How many lines in these records hold the string "time"? State only that number.
------ DATA FOR THIS TASK ------
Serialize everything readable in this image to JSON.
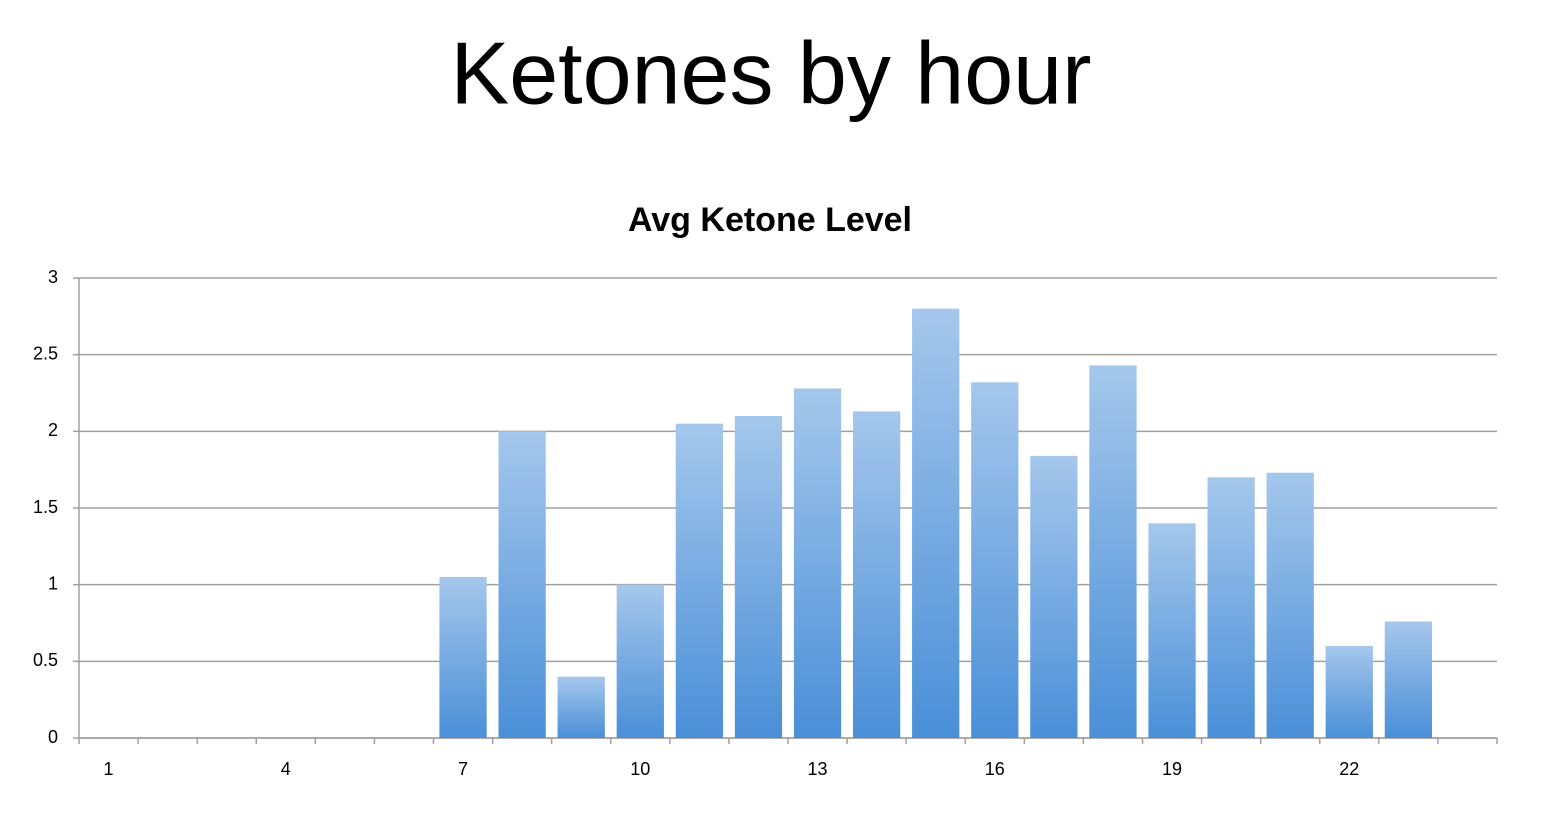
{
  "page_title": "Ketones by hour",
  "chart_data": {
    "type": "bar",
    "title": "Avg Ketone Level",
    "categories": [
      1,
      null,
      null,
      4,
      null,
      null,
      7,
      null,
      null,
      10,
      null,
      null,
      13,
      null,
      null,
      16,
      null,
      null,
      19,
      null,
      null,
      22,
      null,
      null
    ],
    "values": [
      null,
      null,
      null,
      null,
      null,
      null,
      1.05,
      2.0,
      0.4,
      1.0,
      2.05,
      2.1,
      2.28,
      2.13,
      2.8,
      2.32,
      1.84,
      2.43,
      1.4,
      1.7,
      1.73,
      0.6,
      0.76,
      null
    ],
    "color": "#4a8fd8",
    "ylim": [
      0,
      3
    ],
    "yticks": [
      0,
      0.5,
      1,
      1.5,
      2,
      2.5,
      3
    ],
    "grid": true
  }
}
------
------ DATA FOR THIS TASK ------
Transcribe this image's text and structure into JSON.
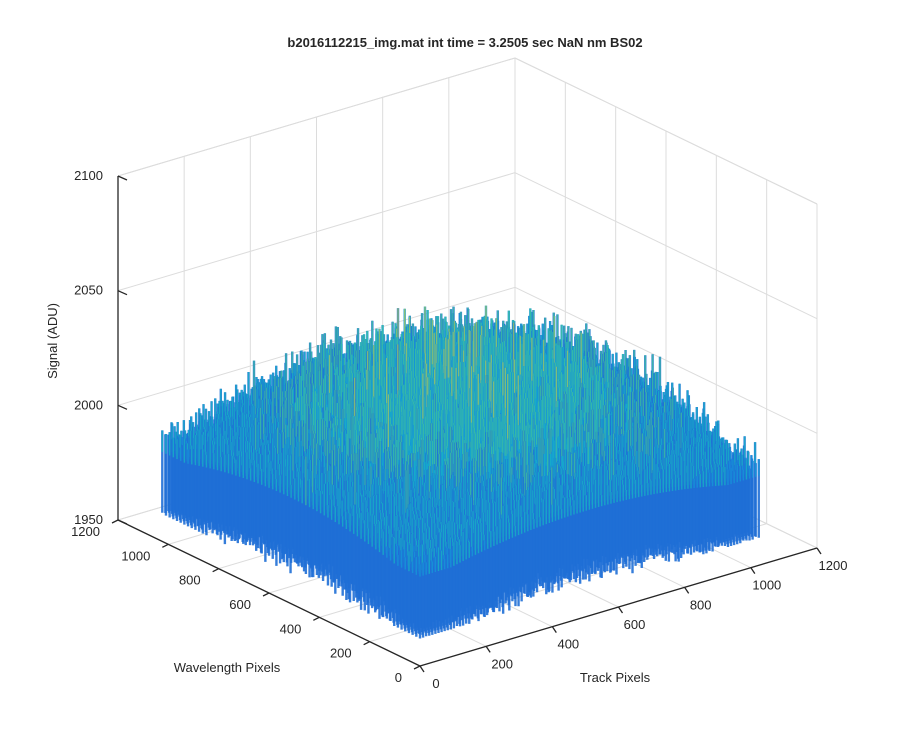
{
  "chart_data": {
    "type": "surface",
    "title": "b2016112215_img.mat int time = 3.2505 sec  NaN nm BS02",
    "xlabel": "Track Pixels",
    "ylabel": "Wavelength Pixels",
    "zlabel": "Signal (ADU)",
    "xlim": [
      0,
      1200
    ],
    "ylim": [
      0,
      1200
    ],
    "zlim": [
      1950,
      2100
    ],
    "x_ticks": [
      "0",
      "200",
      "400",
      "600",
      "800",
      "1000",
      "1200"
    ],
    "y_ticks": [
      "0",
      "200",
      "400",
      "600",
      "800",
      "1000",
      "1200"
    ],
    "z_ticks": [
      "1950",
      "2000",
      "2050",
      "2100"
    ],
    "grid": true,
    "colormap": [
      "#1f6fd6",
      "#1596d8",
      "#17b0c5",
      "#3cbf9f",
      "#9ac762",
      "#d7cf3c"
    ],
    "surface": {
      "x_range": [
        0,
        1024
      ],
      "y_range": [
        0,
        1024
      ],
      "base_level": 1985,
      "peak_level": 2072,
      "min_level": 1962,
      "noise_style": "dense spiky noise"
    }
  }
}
------
------ DATA FOR THIS TASK ------
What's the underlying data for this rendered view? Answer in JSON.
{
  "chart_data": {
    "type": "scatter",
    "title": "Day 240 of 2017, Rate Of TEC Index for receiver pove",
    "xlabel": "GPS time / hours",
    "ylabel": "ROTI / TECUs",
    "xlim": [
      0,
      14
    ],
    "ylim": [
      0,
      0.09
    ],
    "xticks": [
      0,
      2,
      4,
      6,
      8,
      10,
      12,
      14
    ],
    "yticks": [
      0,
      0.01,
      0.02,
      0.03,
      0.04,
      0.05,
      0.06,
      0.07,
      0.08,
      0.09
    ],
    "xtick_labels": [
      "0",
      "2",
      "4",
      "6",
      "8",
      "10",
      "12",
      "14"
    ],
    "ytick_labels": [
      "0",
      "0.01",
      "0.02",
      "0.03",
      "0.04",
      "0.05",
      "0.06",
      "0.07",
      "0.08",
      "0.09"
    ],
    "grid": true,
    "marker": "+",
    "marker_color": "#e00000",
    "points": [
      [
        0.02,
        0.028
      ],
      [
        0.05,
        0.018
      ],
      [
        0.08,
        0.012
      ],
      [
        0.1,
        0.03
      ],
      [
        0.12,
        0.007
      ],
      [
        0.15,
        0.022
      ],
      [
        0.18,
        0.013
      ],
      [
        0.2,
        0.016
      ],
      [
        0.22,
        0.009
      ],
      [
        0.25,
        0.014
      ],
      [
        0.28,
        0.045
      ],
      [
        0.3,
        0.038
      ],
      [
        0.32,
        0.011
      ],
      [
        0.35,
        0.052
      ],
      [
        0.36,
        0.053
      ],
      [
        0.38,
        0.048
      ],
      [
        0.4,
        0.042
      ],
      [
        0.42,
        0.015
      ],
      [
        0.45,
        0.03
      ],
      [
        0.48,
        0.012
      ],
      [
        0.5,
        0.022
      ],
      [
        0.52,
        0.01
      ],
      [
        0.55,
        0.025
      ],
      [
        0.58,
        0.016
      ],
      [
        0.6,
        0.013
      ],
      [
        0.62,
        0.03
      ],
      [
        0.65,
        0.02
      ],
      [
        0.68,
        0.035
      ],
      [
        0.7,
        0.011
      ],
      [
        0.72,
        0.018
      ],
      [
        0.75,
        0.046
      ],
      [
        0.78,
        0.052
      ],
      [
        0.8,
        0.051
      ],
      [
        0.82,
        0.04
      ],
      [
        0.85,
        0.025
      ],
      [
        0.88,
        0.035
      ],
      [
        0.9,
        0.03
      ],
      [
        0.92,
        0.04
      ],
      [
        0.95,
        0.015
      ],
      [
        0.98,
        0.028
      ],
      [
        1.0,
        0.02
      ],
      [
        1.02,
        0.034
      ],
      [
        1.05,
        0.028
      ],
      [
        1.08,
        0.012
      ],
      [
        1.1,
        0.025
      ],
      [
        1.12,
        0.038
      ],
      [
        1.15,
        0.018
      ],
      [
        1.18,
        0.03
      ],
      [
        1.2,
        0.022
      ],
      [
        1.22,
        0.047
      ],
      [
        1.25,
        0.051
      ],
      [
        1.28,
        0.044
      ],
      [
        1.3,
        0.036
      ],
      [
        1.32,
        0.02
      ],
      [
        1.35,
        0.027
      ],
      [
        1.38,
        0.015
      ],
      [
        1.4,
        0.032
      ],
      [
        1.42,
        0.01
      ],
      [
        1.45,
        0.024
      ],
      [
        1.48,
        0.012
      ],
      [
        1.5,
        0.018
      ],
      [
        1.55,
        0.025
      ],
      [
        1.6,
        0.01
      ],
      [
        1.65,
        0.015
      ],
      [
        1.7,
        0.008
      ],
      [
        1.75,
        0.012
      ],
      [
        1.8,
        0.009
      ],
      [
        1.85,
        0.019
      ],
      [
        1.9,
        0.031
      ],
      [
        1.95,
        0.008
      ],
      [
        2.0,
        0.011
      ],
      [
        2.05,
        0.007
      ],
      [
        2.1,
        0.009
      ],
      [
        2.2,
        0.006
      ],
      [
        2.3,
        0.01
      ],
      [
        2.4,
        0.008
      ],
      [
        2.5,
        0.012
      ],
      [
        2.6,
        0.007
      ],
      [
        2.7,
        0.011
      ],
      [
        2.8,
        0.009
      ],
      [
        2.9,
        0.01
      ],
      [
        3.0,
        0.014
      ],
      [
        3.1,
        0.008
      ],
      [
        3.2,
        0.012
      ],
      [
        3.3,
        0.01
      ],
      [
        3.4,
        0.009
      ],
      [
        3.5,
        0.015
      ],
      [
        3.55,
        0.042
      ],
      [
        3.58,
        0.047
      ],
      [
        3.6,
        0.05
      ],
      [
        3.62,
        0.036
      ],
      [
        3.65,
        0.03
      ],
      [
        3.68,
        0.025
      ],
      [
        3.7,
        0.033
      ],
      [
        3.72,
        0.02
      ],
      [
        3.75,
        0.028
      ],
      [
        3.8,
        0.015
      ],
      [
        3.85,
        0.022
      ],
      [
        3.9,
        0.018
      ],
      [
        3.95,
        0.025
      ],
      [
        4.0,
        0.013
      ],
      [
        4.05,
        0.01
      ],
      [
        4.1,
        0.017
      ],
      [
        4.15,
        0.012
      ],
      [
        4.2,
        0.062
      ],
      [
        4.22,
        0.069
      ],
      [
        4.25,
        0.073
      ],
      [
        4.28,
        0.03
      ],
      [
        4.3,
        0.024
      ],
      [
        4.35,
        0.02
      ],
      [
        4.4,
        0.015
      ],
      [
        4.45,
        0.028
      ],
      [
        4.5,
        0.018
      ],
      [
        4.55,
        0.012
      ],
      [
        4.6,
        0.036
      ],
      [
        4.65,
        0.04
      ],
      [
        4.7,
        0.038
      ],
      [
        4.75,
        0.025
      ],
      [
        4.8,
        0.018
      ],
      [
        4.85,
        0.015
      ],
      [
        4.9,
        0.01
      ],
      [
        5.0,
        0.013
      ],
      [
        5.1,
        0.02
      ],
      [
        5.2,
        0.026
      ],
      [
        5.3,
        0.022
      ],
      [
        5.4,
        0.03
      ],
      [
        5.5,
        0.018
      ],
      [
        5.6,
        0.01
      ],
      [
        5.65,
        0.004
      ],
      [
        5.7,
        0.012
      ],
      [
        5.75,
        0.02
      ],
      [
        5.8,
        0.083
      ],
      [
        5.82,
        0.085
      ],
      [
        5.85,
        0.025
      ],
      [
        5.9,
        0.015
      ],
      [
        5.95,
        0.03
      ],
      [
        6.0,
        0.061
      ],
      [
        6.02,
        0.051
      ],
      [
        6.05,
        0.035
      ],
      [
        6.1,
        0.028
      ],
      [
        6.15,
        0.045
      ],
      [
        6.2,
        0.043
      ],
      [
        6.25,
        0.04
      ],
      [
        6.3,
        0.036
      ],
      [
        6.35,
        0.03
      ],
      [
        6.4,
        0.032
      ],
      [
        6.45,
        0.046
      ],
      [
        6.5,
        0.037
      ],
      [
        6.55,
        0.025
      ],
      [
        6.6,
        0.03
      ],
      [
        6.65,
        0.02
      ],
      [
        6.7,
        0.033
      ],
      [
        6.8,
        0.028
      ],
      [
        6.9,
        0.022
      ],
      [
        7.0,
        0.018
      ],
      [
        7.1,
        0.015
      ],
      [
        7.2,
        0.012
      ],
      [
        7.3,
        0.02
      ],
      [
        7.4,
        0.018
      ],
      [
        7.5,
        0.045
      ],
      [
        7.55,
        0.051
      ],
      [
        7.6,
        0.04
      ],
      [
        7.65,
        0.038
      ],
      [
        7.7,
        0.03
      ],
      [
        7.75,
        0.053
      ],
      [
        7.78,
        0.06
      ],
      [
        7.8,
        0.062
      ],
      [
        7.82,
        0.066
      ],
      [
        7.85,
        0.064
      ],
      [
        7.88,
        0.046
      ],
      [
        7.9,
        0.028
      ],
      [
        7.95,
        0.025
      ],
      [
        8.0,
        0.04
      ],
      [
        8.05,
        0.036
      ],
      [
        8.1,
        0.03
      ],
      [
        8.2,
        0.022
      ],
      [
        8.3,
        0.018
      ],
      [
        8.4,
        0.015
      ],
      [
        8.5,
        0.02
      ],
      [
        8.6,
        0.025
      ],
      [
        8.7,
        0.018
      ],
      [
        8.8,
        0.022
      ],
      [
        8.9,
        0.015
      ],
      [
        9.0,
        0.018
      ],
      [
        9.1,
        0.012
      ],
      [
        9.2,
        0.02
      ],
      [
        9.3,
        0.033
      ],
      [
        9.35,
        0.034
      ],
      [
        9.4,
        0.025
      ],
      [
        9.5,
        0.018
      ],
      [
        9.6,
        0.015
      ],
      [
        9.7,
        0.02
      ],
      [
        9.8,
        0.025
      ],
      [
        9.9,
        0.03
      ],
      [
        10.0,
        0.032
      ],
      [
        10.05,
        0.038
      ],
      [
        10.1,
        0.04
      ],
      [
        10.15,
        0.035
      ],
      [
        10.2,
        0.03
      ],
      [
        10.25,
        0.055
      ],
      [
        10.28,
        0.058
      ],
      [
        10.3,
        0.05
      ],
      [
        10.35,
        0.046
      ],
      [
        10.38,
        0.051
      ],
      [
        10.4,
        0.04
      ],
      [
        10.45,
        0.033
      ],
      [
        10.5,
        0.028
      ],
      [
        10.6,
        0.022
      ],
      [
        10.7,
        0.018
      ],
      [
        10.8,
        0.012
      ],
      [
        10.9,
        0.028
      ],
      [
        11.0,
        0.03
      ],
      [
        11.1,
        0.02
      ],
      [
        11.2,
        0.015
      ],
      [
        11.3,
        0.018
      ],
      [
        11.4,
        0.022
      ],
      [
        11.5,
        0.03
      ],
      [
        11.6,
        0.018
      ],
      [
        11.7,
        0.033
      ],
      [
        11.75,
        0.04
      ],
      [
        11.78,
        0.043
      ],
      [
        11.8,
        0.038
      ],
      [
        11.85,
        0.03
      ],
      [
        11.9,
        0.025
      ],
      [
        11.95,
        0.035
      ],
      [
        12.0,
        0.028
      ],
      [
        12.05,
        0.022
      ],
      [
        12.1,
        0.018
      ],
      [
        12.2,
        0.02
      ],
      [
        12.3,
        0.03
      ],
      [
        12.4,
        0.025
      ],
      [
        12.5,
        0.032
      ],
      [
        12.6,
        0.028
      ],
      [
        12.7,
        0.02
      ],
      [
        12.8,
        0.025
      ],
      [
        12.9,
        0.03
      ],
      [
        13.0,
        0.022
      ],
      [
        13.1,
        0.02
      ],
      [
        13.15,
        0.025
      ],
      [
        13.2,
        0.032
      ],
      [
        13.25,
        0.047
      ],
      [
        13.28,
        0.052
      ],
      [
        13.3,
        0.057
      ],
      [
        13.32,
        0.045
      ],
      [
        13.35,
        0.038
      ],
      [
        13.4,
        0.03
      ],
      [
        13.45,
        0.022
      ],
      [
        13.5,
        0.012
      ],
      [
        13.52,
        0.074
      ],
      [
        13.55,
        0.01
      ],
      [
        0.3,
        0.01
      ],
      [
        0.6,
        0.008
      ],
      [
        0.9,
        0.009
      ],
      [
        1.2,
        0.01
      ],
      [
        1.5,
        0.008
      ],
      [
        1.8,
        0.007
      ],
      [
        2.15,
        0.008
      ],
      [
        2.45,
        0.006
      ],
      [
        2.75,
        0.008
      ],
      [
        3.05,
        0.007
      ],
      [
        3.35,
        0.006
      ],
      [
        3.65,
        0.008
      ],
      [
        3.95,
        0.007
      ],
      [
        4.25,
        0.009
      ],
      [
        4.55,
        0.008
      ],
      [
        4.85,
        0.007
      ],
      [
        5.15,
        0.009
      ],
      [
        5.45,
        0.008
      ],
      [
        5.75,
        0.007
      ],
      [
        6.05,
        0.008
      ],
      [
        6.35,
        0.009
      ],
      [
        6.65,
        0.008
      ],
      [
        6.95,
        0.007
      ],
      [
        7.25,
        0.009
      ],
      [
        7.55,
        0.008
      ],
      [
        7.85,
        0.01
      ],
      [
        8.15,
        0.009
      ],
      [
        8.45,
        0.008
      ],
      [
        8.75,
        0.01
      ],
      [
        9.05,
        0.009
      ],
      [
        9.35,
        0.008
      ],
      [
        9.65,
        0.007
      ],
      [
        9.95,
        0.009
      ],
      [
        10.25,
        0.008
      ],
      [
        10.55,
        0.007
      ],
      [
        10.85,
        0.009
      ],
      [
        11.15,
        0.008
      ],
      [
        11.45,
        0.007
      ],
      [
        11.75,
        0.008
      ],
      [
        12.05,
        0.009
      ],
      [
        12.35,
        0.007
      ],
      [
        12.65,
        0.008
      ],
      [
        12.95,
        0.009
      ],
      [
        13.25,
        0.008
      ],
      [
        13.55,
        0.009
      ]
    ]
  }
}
------
▶ THE RESULT
2